[What needs to be done]
Repeat all the material exactly; pictures stay out of your copy.

[Data for the task]
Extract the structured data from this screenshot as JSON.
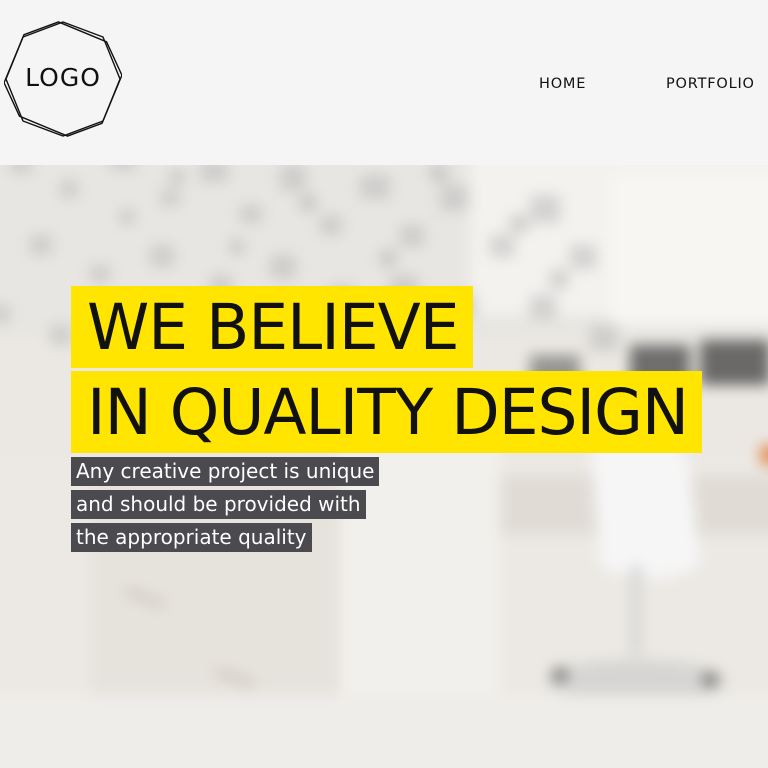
{
  "header": {
    "logo_text": "LOGO",
    "nav": {
      "home": "HOME",
      "portfolio": "PORTFOLIO"
    }
  },
  "hero": {
    "headline": {
      "line1": "WE BELIEVE",
      "line2": "IN QUALITY DESIGN"
    },
    "subtitle": {
      "line1": "Any creative project is unique",
      "line2": "and should be provided with",
      "line3": "the appropriate quality"
    }
  },
  "colors": {
    "header_bg": "#f5f5f5",
    "headline_highlight": "#ffe500",
    "subtitle_bg": "#4a4a4f",
    "subtitle_text": "#ffffff",
    "text_dark": "#111111"
  }
}
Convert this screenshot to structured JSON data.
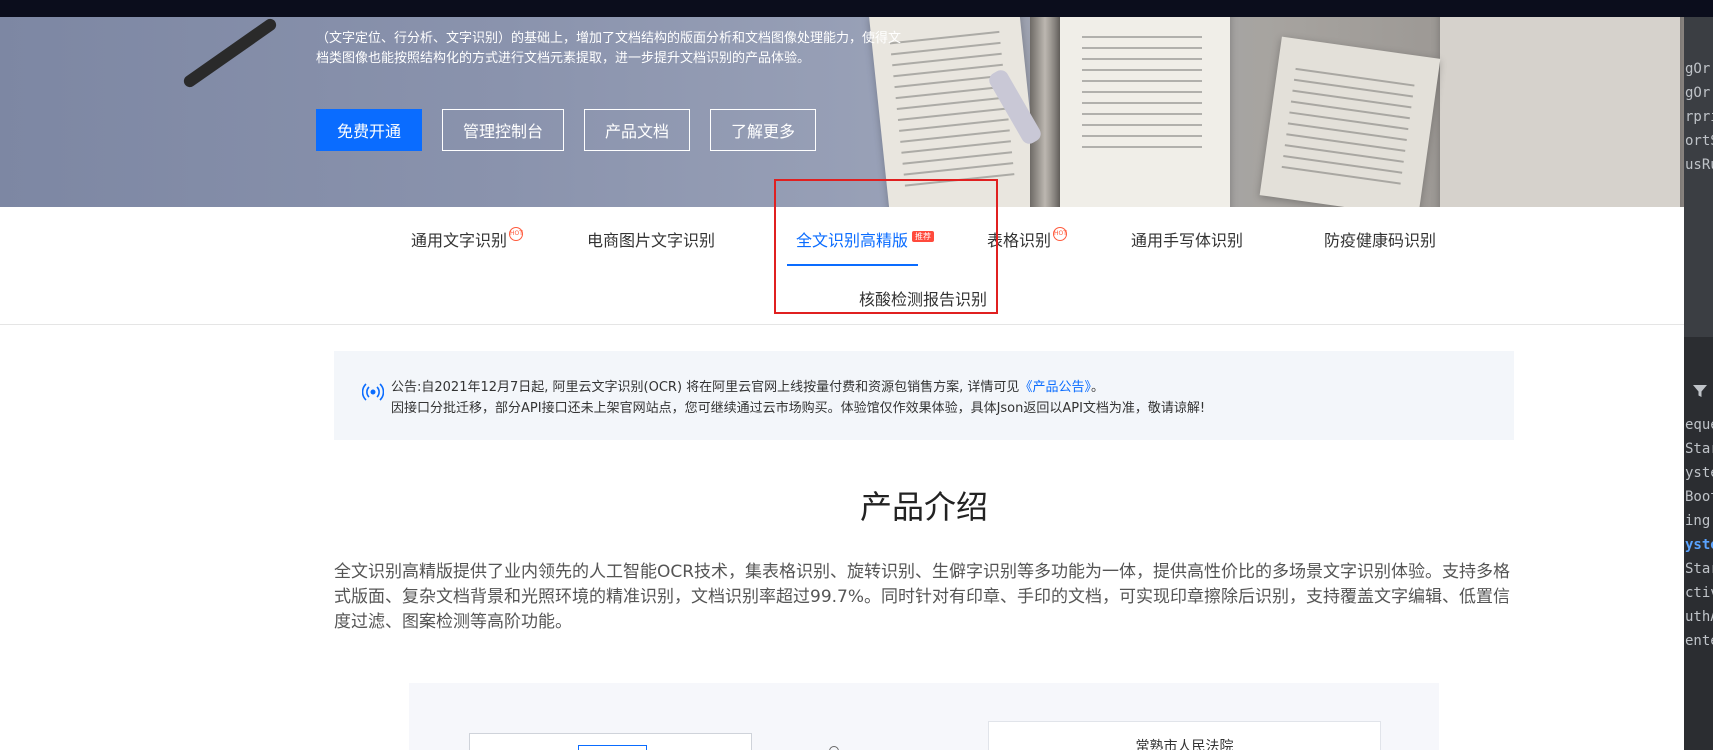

[Solution to the problem]
Extract the structured data from this screenshot as JSON.
{
  "header": {
    "logo_text": "LOGO",
    "nav": {
      "home": "HOME",
      "portfolio": "PORTFOLIO"
    }
  },
  "hero": {
    "headline": {
      "line1": "WE BELIEVE",
      "line2": "IN QUALITY DESIGN"
    },
    "subtitle": {
      "line1": "Any creative project is unique",
      "line2": "and should be provided with",
      "line3": "the appropriate quality"
    }
  },
  "colors": {
    "header_bg": "#f5f5f5",
    "headline_highlight": "#ffe500",
    "subtitle_bg": "#4a4a4f",
    "subtitle_text": "#ffffff",
    "text_dark": "#111111"
  }
}
Convert this screenshot to structured JSON data.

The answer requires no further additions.